[Data listing]
## Begin
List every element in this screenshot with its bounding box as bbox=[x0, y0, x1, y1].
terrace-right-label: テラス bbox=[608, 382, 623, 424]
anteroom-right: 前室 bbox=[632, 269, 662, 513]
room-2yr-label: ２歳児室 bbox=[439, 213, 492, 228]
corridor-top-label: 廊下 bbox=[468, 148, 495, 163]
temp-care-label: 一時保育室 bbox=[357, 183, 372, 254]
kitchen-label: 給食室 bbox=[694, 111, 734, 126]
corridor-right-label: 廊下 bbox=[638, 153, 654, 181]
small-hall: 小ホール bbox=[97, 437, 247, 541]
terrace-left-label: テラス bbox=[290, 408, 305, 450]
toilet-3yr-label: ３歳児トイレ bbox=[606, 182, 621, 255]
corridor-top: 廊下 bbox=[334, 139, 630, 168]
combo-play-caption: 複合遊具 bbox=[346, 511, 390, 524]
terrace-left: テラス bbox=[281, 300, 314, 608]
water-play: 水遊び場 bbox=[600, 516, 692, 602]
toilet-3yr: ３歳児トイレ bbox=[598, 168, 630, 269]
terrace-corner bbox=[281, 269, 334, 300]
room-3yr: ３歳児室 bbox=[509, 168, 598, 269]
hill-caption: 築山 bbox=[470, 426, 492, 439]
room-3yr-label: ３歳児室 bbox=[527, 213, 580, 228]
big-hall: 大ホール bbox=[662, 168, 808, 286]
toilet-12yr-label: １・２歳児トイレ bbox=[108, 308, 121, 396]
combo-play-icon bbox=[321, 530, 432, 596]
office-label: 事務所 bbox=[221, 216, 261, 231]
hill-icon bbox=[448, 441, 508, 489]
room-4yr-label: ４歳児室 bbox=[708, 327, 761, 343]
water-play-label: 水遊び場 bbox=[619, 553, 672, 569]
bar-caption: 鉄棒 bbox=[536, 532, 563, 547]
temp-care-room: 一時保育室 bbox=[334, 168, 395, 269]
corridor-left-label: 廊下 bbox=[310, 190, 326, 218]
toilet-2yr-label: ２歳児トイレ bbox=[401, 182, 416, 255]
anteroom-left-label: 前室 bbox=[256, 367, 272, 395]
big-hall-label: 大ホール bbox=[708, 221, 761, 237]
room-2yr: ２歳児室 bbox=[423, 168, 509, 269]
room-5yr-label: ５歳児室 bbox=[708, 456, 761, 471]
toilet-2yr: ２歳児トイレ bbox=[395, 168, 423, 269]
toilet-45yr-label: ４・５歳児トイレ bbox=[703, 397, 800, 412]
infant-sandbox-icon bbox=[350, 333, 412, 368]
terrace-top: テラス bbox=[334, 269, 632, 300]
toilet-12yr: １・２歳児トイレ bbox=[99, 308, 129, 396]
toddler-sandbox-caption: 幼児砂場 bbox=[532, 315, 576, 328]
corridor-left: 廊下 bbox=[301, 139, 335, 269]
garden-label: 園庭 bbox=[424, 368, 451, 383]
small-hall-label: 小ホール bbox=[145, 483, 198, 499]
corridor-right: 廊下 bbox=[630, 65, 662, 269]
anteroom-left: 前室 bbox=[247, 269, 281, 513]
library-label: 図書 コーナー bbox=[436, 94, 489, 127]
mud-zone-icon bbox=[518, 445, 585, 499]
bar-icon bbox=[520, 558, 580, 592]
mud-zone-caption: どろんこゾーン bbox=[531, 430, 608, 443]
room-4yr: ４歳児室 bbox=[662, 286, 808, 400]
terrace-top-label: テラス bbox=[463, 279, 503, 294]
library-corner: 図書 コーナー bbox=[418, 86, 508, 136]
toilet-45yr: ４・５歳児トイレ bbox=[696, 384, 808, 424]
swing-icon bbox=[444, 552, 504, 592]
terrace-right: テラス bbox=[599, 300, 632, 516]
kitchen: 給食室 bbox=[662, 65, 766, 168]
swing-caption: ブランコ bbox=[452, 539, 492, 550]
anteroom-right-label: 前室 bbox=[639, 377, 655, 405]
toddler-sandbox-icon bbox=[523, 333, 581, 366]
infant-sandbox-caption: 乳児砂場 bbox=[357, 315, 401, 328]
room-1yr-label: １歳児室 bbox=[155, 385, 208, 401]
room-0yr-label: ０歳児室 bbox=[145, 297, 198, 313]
## End
**What the task requires:** Please copy out every one of the records above again, line for line, without changing anything.

**Solution for this exercise:**
List every element in this screenshot with its bounding box as bbox=[x0, y0, x1, y1].
terrace-right-label: テラス bbox=[608, 382, 623, 424]
anteroom-right: 前室 bbox=[632, 269, 662, 513]
room-2yr-label: ２歳児室 bbox=[439, 213, 492, 228]
corridor-top-label: 廊下 bbox=[468, 148, 495, 163]
temp-care-label: 一時保育室 bbox=[357, 183, 372, 254]
kitchen-label: 給食室 bbox=[694, 111, 734, 126]
corridor-right-label: 廊下 bbox=[638, 153, 654, 181]
small-hall: 小ホール bbox=[97, 437, 247, 541]
terrace-left-label: テラス bbox=[290, 408, 305, 450]
toilet-3yr-label: ３歳児トイレ bbox=[606, 182, 621, 255]
corridor-top: 廊下 bbox=[334, 139, 630, 168]
combo-play-caption: 複合遊具 bbox=[346, 511, 390, 524]
terrace-left: テラス bbox=[281, 300, 314, 608]
water-play: 水遊び場 bbox=[600, 516, 692, 602]
toilet-3yr: ３歳児トイレ bbox=[598, 168, 630, 269]
terrace-corner bbox=[281, 269, 334, 300]
room-3yr: ３歳児室 bbox=[509, 168, 598, 269]
hill-caption: 築山 bbox=[470, 426, 492, 439]
room-3yr-label: ３歳児室 bbox=[527, 213, 580, 228]
big-hall: 大ホール bbox=[662, 168, 808, 286]
toilet-12yr-label: １・２歳児トイレ bbox=[108, 308, 121, 396]
combo-play-icon bbox=[321, 530, 432, 596]
office-label: 事務所 bbox=[221, 216, 261, 231]
hill-icon bbox=[448, 441, 508, 489]
room-4yr-label: ４歳児室 bbox=[708, 327, 761, 343]
water-play-label: 水遊び場 bbox=[619, 553, 672, 569]
bar-caption: 鉄棒 bbox=[536, 532, 563, 547]
temp-care-room: 一時保育室 bbox=[334, 168, 395, 269]
corridor-left-label: 廊下 bbox=[310, 190, 326, 218]
toilet-2yr-label: ２歳児トイレ bbox=[401, 182, 416, 255]
anteroom-left-label: 前室 bbox=[256, 367, 272, 395]
big-hall-label: 大ホール bbox=[708, 221, 761, 237]
room-2yr: ２歳児室 bbox=[423, 168, 509, 269]
room-5yr-label: ５歳児室 bbox=[708, 456, 761, 471]
toilet-2yr: ２歳児トイレ bbox=[395, 168, 423, 269]
toilet-45yr-label: ４・５歳児トイレ bbox=[703, 397, 800, 412]
infant-sandbox-icon bbox=[350, 333, 412, 368]
terrace-top: テラス bbox=[334, 269, 632, 300]
toilet-12yr: １・２歳児トイレ bbox=[99, 308, 129, 396]
toddler-sandbox-caption: 幼児砂場 bbox=[532, 315, 576, 328]
corridor-left: 廊下 bbox=[301, 139, 335, 269]
garden-label: 園庭 bbox=[424, 368, 451, 383]
small-hall-label: 小ホール bbox=[145, 483, 198, 499]
corridor-right: 廊下 bbox=[630, 65, 662, 269]
anteroom-left: 前室 bbox=[247, 269, 281, 513]
library-label: 図書 コーナー bbox=[436, 94, 489, 127]
mud-zone-icon bbox=[518, 445, 585, 499]
bar-icon bbox=[520, 558, 580, 592]
mud-zone-caption: どろんこゾーン bbox=[531, 430, 608, 443]
room-4yr: ４歳児室 bbox=[662, 286, 808, 400]
terrace-top-label: テラス bbox=[463, 279, 503, 294]
library-corner: 図書 コーナー bbox=[418, 86, 508, 136]
toilet-45yr: ４・５歳児トイレ bbox=[696, 384, 808, 424]
swing-icon bbox=[444, 552, 504, 592]
terrace-right: テラス bbox=[599, 300, 632, 516]
kitchen: 給食室 bbox=[662, 65, 766, 168]
swing-caption: ブランコ bbox=[452, 539, 492, 550]
anteroom-right-label: 前室 bbox=[639, 377, 655, 405]
toddler-sandbox-icon bbox=[523, 333, 581, 366]
infant-sandbox-caption: 乳児砂場 bbox=[357, 315, 401, 328]
room-1yr-label: １歳児室 bbox=[155, 385, 208, 401]
room-0yr-label: ０歳児室 bbox=[145, 297, 198, 313]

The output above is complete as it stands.